▸ Stated goal
Copy down every line where the string "title" shows up.

▸ Supplied material
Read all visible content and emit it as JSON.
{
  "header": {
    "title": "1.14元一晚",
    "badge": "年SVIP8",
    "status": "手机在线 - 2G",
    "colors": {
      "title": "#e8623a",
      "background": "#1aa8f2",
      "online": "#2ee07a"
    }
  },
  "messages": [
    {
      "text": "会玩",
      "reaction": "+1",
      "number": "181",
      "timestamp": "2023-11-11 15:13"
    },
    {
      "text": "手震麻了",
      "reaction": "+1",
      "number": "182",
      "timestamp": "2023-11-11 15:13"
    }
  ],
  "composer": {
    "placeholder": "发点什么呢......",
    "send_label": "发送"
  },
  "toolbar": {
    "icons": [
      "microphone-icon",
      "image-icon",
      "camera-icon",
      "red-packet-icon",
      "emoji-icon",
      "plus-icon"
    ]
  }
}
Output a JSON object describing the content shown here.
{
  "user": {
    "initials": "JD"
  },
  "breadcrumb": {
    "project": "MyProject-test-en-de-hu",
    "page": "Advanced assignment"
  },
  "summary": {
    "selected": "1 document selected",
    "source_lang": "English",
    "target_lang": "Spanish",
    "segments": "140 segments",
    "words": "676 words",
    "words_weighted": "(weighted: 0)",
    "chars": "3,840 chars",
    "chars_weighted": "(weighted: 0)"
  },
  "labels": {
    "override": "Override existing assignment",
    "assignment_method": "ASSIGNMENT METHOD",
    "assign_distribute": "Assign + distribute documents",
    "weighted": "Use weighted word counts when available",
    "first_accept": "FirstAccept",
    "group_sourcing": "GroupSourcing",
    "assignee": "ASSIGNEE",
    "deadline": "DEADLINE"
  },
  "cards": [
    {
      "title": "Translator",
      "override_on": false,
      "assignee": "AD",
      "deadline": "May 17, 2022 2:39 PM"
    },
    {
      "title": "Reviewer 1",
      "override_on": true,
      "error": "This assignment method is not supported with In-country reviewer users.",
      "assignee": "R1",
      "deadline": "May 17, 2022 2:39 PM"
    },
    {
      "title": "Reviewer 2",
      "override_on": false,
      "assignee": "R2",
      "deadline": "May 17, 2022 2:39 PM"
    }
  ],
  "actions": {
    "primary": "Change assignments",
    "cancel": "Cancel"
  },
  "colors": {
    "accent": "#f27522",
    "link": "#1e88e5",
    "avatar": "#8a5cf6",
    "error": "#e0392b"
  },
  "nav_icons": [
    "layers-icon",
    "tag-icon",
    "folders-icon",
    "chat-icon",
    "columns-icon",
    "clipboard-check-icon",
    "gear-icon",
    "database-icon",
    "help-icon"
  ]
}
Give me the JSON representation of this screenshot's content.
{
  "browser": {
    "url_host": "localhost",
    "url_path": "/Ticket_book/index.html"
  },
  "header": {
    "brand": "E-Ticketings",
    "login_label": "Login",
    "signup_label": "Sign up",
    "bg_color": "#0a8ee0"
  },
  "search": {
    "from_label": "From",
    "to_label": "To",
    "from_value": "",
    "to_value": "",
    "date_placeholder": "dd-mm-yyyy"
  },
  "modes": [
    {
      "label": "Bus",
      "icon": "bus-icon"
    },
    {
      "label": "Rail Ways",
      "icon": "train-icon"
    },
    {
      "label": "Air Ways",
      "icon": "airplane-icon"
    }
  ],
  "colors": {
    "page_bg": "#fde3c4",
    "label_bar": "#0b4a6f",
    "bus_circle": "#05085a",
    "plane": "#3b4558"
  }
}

▸ Reply
    "title": "1.14元一晚",
      "title": "#e8623a",
      "title": "Translator",
      "title": "Reviewer 1",
      "title": "Reviewer 2",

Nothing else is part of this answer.